WHAT THE TASK ASKS →
Return every record verbatim.

Records →
»»

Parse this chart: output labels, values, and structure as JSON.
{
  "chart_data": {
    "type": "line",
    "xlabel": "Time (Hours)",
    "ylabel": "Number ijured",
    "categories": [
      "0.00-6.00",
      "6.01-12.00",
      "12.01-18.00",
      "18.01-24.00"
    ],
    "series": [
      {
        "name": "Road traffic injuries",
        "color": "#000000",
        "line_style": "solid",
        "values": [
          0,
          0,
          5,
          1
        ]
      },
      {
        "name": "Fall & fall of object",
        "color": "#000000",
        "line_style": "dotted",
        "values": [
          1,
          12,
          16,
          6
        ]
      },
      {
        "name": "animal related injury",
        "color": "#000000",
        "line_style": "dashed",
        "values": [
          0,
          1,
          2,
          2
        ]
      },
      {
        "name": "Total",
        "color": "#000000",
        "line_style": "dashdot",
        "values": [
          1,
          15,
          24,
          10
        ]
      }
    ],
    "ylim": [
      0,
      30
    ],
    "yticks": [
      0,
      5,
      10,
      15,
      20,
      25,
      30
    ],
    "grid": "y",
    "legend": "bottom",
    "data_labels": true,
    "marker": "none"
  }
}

««

ANSWER TO THE TASK →
Parse this chart: output labels, values, and structure as JSON.
{
  "chart_data": {
    "type": "line",
    "xlabel": "Time (Hours)",
    "ylabel": "Number ijured",
    "categories": [
      "0.00-6.00",
      "6.01-12.00",
      "12.01-18.00",
      "18.01-24.00"
    ],
    "series": [
      {
        "name": "Road traffic injuries",
        "color": "#000000",
        "line_style": "solid",
        "values": [
          0,
          0,
          5,
          1
        ]
      },
      {
        "name": "Fall & fall of object",
        "color": "#000000",
        "line_style": "dotted",
        "values": [
          1,
          12,
          16,
          6
        ]
      },
      {
        "name": "animal related injury",
        "color": "#000000",
        "line_style": "dashed",
        "values": [
          0,
          1,
          2,
          2
        ]
      },
      {
        "name": "Total",
        "color": "#000000",
        "line_style": "dashdot",
        "values": [
          1,
          15,
          24,
          10
        ]
      }
    ],
    "ylim": [
      0,
      30
    ],
    "yticks": [
      0,
      5,
      10,
      15,
      20,
      25,
      30
    ],
    "grid": "y",
    "legend": "bottom",
    "data_labels": true,
    "marker": "none"
  }
}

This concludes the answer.